++++ INPUT ROWS

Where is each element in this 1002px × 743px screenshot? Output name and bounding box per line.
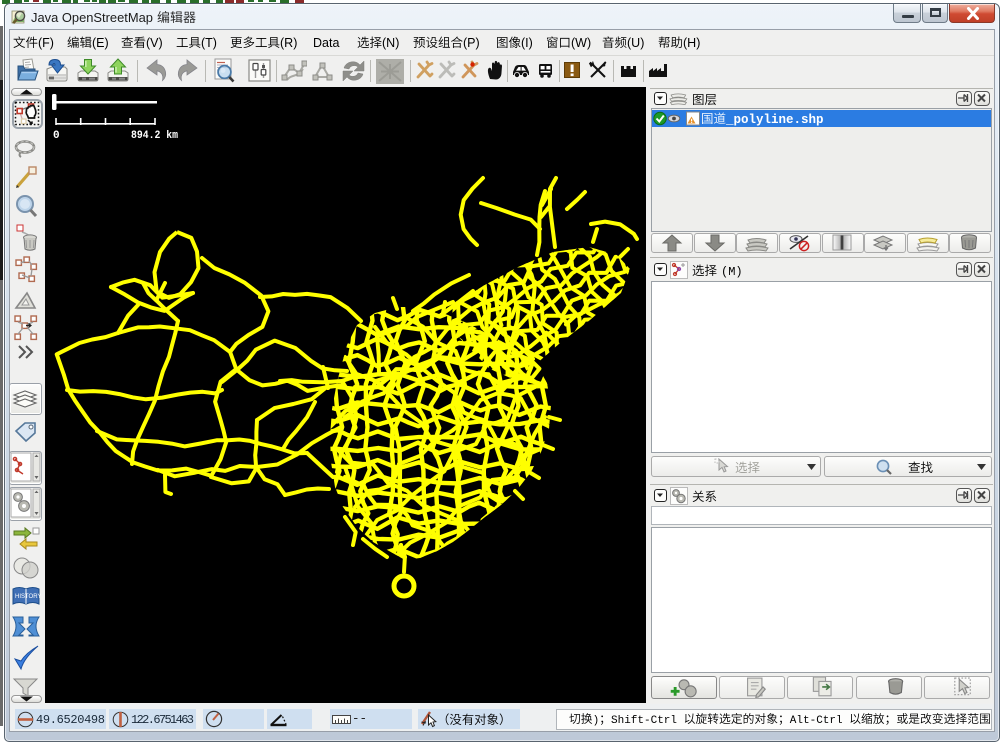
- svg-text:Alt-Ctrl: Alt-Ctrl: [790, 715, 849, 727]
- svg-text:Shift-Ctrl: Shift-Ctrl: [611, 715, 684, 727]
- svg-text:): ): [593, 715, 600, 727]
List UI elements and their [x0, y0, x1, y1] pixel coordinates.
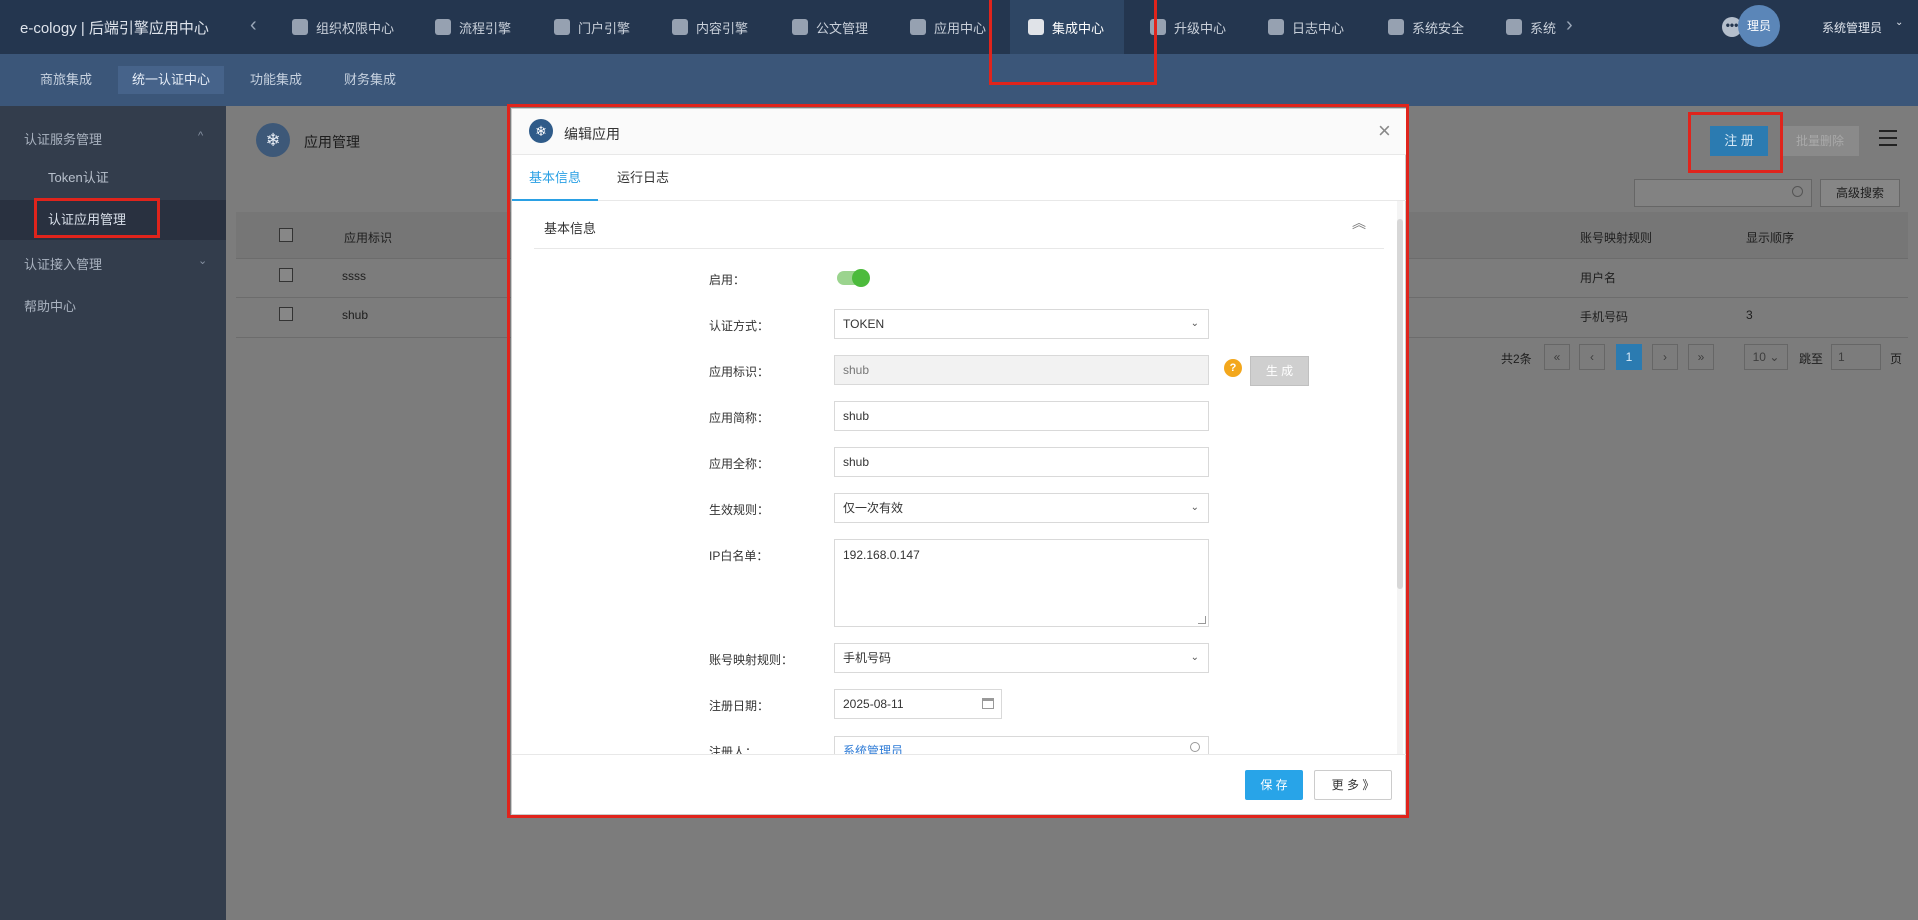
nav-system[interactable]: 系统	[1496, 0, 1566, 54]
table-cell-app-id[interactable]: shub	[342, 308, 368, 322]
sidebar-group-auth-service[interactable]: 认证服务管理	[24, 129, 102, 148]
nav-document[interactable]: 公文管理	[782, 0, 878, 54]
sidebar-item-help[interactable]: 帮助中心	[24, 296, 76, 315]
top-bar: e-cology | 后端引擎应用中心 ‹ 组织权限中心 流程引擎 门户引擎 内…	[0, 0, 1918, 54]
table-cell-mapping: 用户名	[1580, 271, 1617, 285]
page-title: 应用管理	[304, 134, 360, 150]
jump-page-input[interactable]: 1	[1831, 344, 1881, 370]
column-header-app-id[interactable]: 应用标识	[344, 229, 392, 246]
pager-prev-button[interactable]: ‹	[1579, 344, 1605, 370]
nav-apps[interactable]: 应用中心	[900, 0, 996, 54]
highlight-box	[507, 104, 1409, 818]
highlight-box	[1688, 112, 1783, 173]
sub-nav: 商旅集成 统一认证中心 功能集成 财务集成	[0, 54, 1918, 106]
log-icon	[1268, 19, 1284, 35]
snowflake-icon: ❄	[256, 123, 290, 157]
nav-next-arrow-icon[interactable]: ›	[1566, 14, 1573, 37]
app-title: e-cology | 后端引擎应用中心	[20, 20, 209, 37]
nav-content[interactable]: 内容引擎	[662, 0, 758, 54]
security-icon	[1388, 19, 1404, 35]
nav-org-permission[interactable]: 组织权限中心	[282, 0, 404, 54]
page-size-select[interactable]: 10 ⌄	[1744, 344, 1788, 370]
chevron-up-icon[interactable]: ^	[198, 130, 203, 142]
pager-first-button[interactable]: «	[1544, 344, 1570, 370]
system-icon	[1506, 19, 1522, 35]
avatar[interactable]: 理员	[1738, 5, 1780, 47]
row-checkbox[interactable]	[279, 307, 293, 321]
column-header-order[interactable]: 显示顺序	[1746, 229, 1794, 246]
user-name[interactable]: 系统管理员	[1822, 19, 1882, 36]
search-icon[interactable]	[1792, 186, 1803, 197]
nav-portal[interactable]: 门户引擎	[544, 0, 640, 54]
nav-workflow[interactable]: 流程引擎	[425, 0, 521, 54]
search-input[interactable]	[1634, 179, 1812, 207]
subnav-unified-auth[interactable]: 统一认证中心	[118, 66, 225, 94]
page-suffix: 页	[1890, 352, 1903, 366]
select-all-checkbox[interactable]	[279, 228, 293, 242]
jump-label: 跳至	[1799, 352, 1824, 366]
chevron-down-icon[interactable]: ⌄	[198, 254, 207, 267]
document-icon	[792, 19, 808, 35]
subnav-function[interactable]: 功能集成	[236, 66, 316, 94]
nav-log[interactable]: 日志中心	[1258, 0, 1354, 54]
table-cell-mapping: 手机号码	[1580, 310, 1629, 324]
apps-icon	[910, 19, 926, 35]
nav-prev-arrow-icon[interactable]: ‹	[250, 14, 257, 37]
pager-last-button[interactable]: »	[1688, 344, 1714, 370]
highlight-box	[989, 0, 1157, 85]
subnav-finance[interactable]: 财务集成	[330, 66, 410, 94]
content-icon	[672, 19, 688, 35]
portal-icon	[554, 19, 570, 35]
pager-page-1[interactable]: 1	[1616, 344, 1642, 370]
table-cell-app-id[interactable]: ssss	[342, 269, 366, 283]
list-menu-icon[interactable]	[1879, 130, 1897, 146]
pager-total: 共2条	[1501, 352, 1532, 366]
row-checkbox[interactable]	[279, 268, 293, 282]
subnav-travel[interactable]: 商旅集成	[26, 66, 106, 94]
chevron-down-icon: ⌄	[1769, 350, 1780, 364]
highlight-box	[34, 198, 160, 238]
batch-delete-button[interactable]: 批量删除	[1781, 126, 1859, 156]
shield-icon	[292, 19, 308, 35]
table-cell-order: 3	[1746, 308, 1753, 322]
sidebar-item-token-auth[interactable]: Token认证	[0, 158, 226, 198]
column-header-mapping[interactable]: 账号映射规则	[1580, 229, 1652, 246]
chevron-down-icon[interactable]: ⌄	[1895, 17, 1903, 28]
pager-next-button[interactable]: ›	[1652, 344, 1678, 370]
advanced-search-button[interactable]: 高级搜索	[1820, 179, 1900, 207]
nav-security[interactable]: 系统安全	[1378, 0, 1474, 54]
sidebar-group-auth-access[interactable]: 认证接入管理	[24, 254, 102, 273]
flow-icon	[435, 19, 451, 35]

++++++++
++++ INPUT ROWS

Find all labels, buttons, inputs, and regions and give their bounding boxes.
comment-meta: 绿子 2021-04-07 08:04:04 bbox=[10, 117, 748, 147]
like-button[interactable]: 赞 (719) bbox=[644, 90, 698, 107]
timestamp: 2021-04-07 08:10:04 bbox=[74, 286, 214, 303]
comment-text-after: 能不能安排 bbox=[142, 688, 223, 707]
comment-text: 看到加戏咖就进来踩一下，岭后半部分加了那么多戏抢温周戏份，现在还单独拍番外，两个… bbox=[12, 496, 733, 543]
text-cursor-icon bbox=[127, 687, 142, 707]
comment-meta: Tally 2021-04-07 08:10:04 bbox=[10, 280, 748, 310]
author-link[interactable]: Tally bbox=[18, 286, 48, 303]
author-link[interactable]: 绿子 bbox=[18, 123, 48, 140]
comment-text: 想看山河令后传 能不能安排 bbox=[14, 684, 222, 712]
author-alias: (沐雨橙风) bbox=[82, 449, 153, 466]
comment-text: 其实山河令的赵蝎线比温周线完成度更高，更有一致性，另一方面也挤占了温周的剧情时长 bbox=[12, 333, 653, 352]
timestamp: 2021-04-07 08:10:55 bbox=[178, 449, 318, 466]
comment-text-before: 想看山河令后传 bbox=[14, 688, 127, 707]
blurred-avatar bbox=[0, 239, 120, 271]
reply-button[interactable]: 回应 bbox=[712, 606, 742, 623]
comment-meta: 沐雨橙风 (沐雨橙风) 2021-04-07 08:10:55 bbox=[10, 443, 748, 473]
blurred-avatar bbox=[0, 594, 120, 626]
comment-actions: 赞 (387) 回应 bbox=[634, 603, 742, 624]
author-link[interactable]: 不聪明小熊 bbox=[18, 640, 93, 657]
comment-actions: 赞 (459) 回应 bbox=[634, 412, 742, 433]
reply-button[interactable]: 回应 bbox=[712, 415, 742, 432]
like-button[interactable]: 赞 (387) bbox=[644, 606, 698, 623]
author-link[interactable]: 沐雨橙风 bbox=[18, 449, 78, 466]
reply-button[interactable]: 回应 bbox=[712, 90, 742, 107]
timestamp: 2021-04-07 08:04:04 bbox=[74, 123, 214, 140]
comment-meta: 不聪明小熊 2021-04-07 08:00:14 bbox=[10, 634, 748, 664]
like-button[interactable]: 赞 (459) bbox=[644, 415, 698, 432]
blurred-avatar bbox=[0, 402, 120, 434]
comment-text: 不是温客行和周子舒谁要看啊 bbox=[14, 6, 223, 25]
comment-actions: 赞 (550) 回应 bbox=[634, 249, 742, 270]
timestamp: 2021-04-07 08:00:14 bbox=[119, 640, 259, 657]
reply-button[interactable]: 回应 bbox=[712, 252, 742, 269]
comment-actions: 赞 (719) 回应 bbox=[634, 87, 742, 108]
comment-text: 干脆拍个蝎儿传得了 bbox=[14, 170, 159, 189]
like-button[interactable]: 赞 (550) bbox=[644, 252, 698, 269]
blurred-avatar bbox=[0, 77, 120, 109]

++++++++

EXERCISE REQUIREMENTS:
Convert the data from the line with "- svg-text:Alt-Ctrl: Alt-Ctrl: [790, 715, 849, 727]" to the line with "List UI elements" into a numbered list, omitting any blank lines.

ANSWER FOR THE TASK:
1. - svg-text:Alt-Ctrl: Alt-Ctrl: [790, 715, 849, 727]
2. - svg-text:Shift-Ctrl: Shift-Ctrl: [611, 715, 684, 727]
3. - svg-text:): ): [593, 715, 600, 727]
4. List UI elements and their [x0, y0, x1, y1] pixel coordinates.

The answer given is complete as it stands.